跨分区group by 有时会出现 Internal error: UnionExec chunk column count mismatch, req: 3, result: 4

为提高效率,请提供以下信息,问题描述清晰能够更快得到解决:
【 TiDB 使用环境】
tidb 5.1.2

【概述】 场景 + 问题概述

【背景】 做过哪些操作

【现象】 业务和数据库现象

按天分区的表 。 跨天查询的话会报错 执行计划走的 tikv ,强制tiflash 也一样报错 。
SELECT a.buttonDisplayName,COUNT(1) AS num FROM (
SELECT buttonDisplayName,userId,COUNT(1) cnt FROM tbl_new_buttonclick_202111 b WHERE createTime > ‘2021-11-10’ AND createTime < ‘2021-11-12’ AND appId=1072
GROUP BY buttonDisplayName,userId) a GROUP BY a.buttonDisplayName
错误代码: 1105
Internal error: UnionExec chunk column count mismatch, req: 3, result: 4

如果限定 一天的话不报错 。
SELECT a.appVersionName,COUNT(1) AS num FROM (
SELECT appVersionName,userId,COUNT(1) cnt FROM tbl_new_pageopen_202111 b WHERE createTime > ‘2021-11-10’ AND createTime < ‘2021-11-11’ AND appId=1072
GROUP BY appVersionName,userId) a GROUP BY a.appVersionName

【问题】 当前遇到的问题

【业务影响】

【 TiDB 版本】
tidb 5.1.2
【附件】 相关日志及监控(https://metricstool.pingcap.com/)

提取出的数据条目
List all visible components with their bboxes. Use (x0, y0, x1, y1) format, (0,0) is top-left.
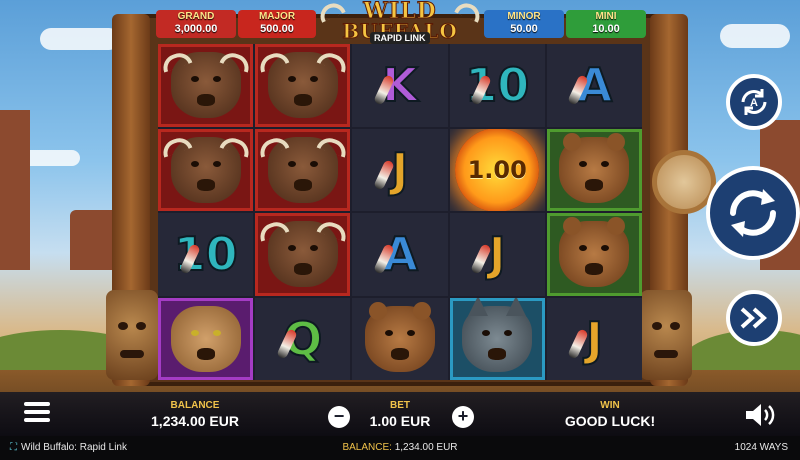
bet-value: 1.00 EUR (369, 413, 431, 429)
bear-symbol-icon (559, 217, 630, 288)
info-bar: ⛶ Wild Buffalo: Rapid Link BALANCE: 1,234… (0, 436, 800, 460)
spin-icon (730, 189, 776, 237)
win-label: WIN (600, 400, 620, 411)
jackpot-major-value: 500.00 (260, 23, 294, 35)
buffalo-symbol-icon (170, 136, 241, 203)
jackpot-major-label: MAJOR (258, 11, 296, 22)
reel-cell: 10 (158, 213, 254, 296)
jackpot-grand-value: 3,000.00 (174, 23, 218, 35)
reel-cell (255, 44, 351, 127)
wolf-symbol-icon (462, 297, 533, 372)
reel-cell: 1.00 (449, 128, 545, 211)
buffalo-symbol-icon (170, 52, 241, 119)
jackpot-grand-label: GRAND (177, 11, 215, 22)
reel-cell (449, 297, 545, 380)
reel-cell (255, 213, 351, 296)
turbo-button[interactable] (726, 290, 782, 346)
fast-forward-icon (740, 307, 767, 329)
right-totem (640, 290, 692, 380)
reel-cell (158, 128, 254, 211)
buffalo-symbol-icon (267, 136, 338, 203)
jackpot-minor-value: 50.00 (510, 23, 538, 35)
left-totem (106, 290, 158, 380)
info-bar-ways: 1024 WAYS (734, 442, 788, 453)
letter-symbol: J (390, 142, 409, 197)
info-bar-balance: BALANCE: 1,234.00 EUR (0, 442, 800, 453)
win-value: GOOD LUCK! (564, 413, 656, 429)
bet-increase-button[interactable]: + (452, 406, 474, 428)
jackpot-major: MAJOR 500.00 (238, 10, 316, 38)
reel-cell (158, 44, 254, 127)
reel-cell: Q (255, 297, 351, 380)
cougar-symbol-icon (170, 305, 241, 372)
info-bar-balance-label: BALANCE: (342, 442, 392, 453)
reel-cell: J (546, 297, 642, 380)
reel-cell: J (449, 213, 545, 296)
sound-button[interactable] (744, 402, 778, 428)
hamburger-menu-icon[interactable] (24, 402, 50, 426)
jackpot-mini-value: 10.00 (592, 23, 620, 35)
logo-subtitle: RAPID LINK (370, 32, 430, 44)
coin-symbol: 1.00 (455, 128, 540, 211)
balance-label: BALANCE (170, 400, 220, 411)
bear-symbol-icon (559, 132, 630, 203)
speaker-icon (746, 404, 775, 426)
buffalo-symbol-icon (267, 52, 338, 119)
reel-cell: J (352, 128, 448, 211)
buffalo-symbol-icon (267, 221, 338, 288)
reel-cell (255, 128, 351, 211)
letter-symbol: J (488, 227, 507, 282)
autoplay-button[interactable]: A (726, 74, 782, 130)
reel-cell (352, 297, 448, 380)
jackpot-minor-label: MINOR (507, 11, 541, 22)
balance-value: 1,234.00 EUR (151, 413, 239, 429)
jackpot-mini: MINI 10.00 (566, 10, 646, 38)
info-bar-balance-value: 1,234.00 EUR (394, 442, 458, 453)
reel-grid: K 10 A J 1.00 10 A J Q J (158, 44, 642, 380)
bet-decrease-button[interactable]: − (328, 406, 350, 428)
reel-cell (158, 297, 254, 380)
reel-cell: A (546, 44, 642, 127)
bet-label: BET (390, 400, 410, 411)
bear-symbol-icon (364, 301, 435, 372)
letter-symbol: J (585, 311, 604, 366)
jackpot-grand: GRAND 3,000.00 (156, 10, 236, 38)
spin-button[interactable] (706, 166, 800, 260)
autoplay-icon: A (741, 89, 767, 115)
reel-cell (546, 128, 642, 211)
game-logo: WILD BUFFALO RAPID LINK (316, 0, 484, 44)
jackpot-mini-label: MINI (595, 11, 617, 22)
jackpot-minor: MINOR 50.00 (484, 10, 564, 38)
reel-cell: A (352, 213, 448, 296)
coin-value: 1.00 (467, 155, 527, 184)
reel-cell (546, 213, 642, 296)
reel-cell: K (352, 44, 448, 127)
reel-cell: 10 (449, 44, 545, 127)
svg-text:A: A (750, 97, 758, 109)
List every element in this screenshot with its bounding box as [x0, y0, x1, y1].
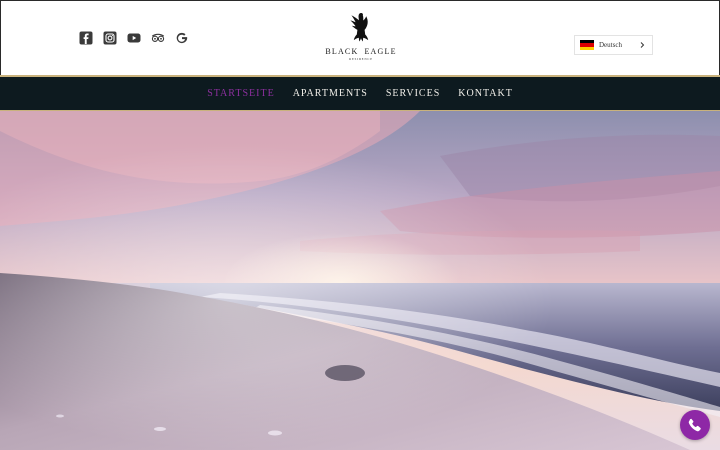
brand-name-right: EAGLE [364, 47, 397, 56]
language-selector[interactable]: Deutsch [574, 35, 653, 55]
germany-flag-icon [580, 40, 594, 50]
hero-beach-sunset-image [0, 111, 720, 450]
main-navigation: STARTSEITE APARTMENTS SERVICES KONTAKT [0, 75, 720, 111]
eagle-logo-icon [350, 13, 369, 42]
brand-subtitle: RESIDENCE [349, 57, 373, 61]
call-button[interactable] [680, 410, 710, 440]
nav-item-apartments[interactable]: APARTMENTS [293, 88, 368, 99]
brand-name: BLACK EAGLE [323, 47, 399, 56]
instagram-icon[interactable] [103, 31, 117, 45]
nav-item-startseite[interactable]: STARTSEITE [207, 88, 275, 99]
language-label: Deutsch [599, 41, 622, 49]
phone-icon [688, 418, 701, 432]
nav-item-kontakt[interactable]: KONTAKT [458, 88, 513, 99]
nav-item-services[interactable]: SERVICES [386, 88, 440, 99]
tripadvisor-icon[interactable] [151, 31, 165, 45]
chevron-right-icon [640, 42, 645, 48]
site-header: BLACK EAGLE RESIDENCE Deutsch [0, 0, 720, 75]
youtube-icon[interactable] [127, 31, 141, 45]
brand-name-left: BLACK [325, 47, 359, 56]
google-icon[interactable] [175, 31, 189, 45]
social-links [79, 31, 189, 45]
brand-logo[interactable]: BLACK EAGLE RESIDENCE [323, 11, 399, 65]
facebook-icon[interactable] [79, 31, 93, 45]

### 要做的事
• A. 把原文中的一段一字不差地抄下来,从"SELECT a.appVersionName,COUNT(1) AS"开始,到"cstool.pingcap.com/)"结束。
• B. 在记录里,从含有"bet-value: 1.00 EUR (369, 413, 431, 429)"的那一行开始,到含有"reel-cell (449, 297, 545, 380)"的那一行结束,把这些行原样重复一遍,首尾两行都要,其他行不要。
原文和这些记录之间没有任何关系。

### 参考答案
• A.
SELECT a.appVersionName,COUNT(1) AS num FROM (
SELECT appVersionName,userId,COUNT(1) cnt FROM tbl_new_pageopen_202111 b WHERE createTime > ‘2021-11-10’ AND createTime < ‘2021-11-11’ AND appId=1072
GROUP BY appVersionName,userId) a GROUP BY a.appVersionName

【问题】 当前遇到的问题

【业务影响】

【 TiDB 版本】
tidb 5.1.2
【附件】 相关日志及监控(https://metricstool.pingcap.com/)

• B.
bet-value: 1.00 EUR (369, 413, 431, 429)
bear-symbol-icon (559, 217, 630, 288)
info-bar: ⛶ Wild Buffalo: Rapid Link BALANCE: 1,234… (0, 436, 800, 460)
spin-icon (730, 189, 776, 237)
win-label: WIN (600, 400, 620, 411)
jackpot-major-value: 500.00 (260, 23, 294, 35)
buffalo-symbol-icon (170, 136, 241, 203)
jackpot-major-label: MAJOR (258, 11, 296, 22)
reel-cell: 10 (158, 213, 254, 296)
jackpot-grand-value: 3,000.00 (174, 23, 218, 35)
reel-cell (255, 44, 351, 127)
wolf-symbol-icon (462, 297, 533, 372)
reel-cell: 1.00 (449, 128, 545, 211)
buffalo-symbol-icon (170, 52, 241, 119)
jackpot-grand-label: GRAND (177, 11, 215, 22)
reel-cell (449, 297, 545, 380)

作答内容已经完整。